• Written request:
Can the data below be set down again exactly, line for line?

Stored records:
-=-=-

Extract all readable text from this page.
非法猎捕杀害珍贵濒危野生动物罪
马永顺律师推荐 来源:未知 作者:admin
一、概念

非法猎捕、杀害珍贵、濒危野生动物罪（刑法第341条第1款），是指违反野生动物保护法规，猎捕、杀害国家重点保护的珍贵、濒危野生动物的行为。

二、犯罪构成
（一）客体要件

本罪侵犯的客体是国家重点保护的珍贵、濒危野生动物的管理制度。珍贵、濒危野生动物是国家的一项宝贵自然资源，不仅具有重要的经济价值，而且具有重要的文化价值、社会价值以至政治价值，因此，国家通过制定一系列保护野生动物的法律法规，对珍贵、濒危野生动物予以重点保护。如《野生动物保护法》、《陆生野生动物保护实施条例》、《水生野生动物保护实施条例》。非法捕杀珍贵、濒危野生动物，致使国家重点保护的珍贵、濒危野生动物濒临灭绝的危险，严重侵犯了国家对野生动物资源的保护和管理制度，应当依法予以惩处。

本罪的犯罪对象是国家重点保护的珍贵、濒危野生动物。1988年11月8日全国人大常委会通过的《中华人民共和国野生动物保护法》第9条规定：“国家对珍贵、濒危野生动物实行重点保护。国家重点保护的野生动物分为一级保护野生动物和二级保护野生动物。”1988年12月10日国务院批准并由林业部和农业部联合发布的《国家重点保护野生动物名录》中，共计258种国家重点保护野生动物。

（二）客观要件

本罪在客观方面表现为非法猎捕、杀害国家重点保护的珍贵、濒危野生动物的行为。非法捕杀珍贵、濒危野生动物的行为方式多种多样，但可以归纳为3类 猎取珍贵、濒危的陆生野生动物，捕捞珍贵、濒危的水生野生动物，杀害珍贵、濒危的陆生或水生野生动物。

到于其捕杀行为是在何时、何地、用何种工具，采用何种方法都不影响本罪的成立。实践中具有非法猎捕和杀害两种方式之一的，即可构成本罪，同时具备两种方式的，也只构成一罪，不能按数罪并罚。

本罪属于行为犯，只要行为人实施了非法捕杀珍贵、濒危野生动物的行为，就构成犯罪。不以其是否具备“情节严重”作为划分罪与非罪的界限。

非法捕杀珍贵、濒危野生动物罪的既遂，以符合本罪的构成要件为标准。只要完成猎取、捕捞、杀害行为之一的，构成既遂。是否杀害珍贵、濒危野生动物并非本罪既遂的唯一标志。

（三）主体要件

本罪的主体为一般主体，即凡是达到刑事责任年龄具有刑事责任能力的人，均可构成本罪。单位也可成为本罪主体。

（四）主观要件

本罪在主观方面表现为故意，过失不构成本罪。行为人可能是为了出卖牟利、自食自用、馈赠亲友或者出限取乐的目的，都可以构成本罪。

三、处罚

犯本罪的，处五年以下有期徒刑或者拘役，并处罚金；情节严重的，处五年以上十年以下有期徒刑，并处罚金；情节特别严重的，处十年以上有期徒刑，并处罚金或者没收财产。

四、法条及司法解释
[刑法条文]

-=-=-

• Expected answer:
Extract all readable text from this page.
非法猎捕杀害珍贵濒危野生动物罪
马永顺律师推荐 来源:未知 作者:admin
一、概念

非法猎捕、杀害珍贵、濒危野生动物罪（刑法第341条第1款），是指违反野生动物保护法规，猎捕、杀害国家重点保护的珍贵、濒危野生动物的行为。

二、犯罪构成
（一）客体要件

本罪侵犯的客体是国家重点保护的珍贵、濒危野生动物的管理制度。珍贵、濒危野生动物是国家的一项宝贵自然资源，不仅具有重要的经济价值，而且具有重要的文化价值、社会价值以至政治价值，因此，国家通过制定一系列保护野生动物的法律法规，对珍贵、濒危野生动物予以重点保护。如《野生动物保护法》、《陆生野生动物保护实施条例》、《水生野生动物保护实施条例》。非法捕杀珍贵、濒危野生动物，致使国家重点保护的珍贵、濒危野生动物濒临灭绝的危险，严重侵犯了国家对野生动物资源的保护和管理制度，应当依法予以惩处。

本罪的犯罪对象是国家重点保护的珍贵、濒危野生动物。1988年11月8日全国人大常委会通过的《中华人民共和国野生动物保护法》第9条规定：“国家对珍贵、濒危野生动物实行重点保护。国家重点保护的野生动物分为一级保护野生动物和二级保护野生动物。”1988年12月10日国务院批准并由林业部和农业部联合发布的《国家重点保护野生动物名录》中，共计258种国家重点保护野生动物。

（二）客观要件

本罪在客观方面表现为非法猎捕、杀害国家重点保护的珍贵、濒危野生动物的行为。非法捕杀珍贵、濒危野生动物的行为方式多种多样，但可以归纳为3类 猎取珍贵、濒危的陆生野生动物，捕捞珍贵、濒危的水生野生动物，杀害珍贵、濒危的陆生或水生野生动物。

到于其捕杀行为是在何时、何地、用何种工具，采用何种方法都不影响本罪的成立。实践中具有非法猎捕和杀害两种方式之一的，即可构成本罪，同时具备两种方式的，也只构成一罪，不能按数罪并罚。

本罪属于行为犯，只要行为人实施了非法捕杀珍贵、濒危野生动物的行为，就构成犯罪。不以其是否具备“情节严重”作为划分罪与非罪的界限。

非法捕杀珍贵、濒危野生动物罪的既遂，以符合本罪的构成要件为标准。只要完成猎取、捕捞、杀害行为之一的，构成既遂。是否杀害珍贵、濒危野生动物并非本罪既遂的唯一标志。

（三）主体要件

本罪的主体为一般主体，即凡是达到刑事责任年龄具有刑事责任能力的人，均可构成本罪。单位也可成为本罪主体。

（四）主观要件

本罪在主观方面表现为故意，过失不构成本罪。行为人可能是为了出卖牟利、自食自用、馈赠亲友或者出限取乐的目的，都可以构成本罪。

三、处罚

犯本罪的，处五年以下有期徒刑或者拘役，并处罚金；情节严重的，处五年以上十年以下有期徒刑，并处罚金；情节特别严重的，处十年以上有期徒刑，并处罚金或者没收财产。

四、法条及司法解释
[刑法条文]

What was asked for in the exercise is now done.